Reproduce the records below verbatim, beginning with their first line and ending after the line that contains "307, 62, 350]".

++++++++

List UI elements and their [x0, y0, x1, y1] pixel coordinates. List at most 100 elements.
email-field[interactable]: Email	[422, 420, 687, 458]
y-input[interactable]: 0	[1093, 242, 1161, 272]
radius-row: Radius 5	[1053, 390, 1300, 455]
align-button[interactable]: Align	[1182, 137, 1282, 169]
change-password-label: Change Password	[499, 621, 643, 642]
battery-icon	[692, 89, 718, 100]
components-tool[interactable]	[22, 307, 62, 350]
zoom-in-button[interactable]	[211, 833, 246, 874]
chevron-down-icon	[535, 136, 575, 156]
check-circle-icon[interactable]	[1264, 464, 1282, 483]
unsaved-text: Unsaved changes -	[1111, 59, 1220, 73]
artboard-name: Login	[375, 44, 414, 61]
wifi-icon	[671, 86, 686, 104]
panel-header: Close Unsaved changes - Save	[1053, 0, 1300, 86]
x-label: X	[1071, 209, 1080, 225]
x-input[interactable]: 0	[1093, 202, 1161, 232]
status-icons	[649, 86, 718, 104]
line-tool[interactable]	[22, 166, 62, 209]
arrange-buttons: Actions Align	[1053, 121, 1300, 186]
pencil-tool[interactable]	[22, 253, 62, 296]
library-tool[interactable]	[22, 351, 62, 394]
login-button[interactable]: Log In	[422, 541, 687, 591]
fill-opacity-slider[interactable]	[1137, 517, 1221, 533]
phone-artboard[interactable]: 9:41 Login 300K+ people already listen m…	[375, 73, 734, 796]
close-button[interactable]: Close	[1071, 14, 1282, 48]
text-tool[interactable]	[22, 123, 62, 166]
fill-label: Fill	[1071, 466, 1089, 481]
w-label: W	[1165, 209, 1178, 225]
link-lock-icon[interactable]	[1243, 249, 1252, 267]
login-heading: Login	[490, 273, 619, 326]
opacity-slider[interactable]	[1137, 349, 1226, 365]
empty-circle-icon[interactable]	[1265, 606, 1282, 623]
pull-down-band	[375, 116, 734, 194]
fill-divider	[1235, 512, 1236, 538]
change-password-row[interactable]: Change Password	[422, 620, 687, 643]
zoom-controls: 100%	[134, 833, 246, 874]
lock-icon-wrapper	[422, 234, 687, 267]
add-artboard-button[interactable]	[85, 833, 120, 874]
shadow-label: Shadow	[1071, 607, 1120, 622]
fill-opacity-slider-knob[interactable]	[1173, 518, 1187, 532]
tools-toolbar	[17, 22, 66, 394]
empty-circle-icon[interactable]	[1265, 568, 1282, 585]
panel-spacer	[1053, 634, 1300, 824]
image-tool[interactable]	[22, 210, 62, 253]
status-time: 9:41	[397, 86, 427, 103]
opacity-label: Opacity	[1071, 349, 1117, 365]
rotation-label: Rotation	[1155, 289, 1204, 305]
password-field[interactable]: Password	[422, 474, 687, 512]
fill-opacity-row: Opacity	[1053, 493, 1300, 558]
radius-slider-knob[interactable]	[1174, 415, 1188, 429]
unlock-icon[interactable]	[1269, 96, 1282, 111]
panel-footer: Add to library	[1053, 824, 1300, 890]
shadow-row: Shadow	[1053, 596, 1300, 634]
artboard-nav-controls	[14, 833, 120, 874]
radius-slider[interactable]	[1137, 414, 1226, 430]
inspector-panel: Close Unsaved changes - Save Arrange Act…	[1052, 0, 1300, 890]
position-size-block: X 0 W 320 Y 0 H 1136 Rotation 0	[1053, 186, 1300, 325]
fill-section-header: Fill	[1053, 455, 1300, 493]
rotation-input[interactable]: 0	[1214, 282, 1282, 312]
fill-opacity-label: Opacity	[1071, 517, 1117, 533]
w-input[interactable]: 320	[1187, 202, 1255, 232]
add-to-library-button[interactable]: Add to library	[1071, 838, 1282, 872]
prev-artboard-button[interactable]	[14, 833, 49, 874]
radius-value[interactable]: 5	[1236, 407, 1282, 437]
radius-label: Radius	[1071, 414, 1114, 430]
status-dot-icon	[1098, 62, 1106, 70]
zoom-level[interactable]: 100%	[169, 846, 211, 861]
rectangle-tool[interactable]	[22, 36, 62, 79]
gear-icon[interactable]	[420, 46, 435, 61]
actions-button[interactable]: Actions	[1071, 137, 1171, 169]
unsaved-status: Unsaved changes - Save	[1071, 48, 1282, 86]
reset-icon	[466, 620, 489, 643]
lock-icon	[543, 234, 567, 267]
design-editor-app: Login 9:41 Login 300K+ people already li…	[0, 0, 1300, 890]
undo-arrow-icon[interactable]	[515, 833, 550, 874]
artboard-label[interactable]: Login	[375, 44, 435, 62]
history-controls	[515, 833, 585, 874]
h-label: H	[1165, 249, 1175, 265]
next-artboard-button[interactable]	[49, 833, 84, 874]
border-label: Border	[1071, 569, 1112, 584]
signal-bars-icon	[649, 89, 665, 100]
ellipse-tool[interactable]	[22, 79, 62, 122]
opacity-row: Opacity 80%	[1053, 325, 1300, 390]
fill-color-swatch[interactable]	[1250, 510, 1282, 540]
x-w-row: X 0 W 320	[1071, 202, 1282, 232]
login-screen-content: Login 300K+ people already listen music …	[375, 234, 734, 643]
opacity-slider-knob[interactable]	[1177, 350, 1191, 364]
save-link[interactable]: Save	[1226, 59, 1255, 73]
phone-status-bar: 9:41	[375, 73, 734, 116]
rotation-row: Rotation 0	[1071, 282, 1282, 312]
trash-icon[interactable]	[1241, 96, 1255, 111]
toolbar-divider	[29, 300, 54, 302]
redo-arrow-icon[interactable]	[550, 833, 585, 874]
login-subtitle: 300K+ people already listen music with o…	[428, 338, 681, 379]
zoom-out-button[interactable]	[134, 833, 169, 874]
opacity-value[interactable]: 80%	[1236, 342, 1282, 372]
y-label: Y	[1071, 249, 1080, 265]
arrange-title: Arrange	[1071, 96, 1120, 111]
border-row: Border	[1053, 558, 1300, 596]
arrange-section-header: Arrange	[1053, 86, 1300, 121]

++++++++

#### Answer for this exercise
List UI elements and their [x0, y0, x1, y1] pixel coordinates. List at most 100 elements.
email-field[interactable]: Email	[422, 420, 687, 458]
y-input[interactable]: 0	[1093, 242, 1161, 272]
radius-row: Radius 5	[1053, 390, 1300, 455]
align-button[interactable]: Align	[1182, 137, 1282, 169]
change-password-label: Change Password	[499, 621, 643, 642]
battery-icon	[692, 89, 718, 100]
components-tool[interactable]	[22, 307, 62, 350]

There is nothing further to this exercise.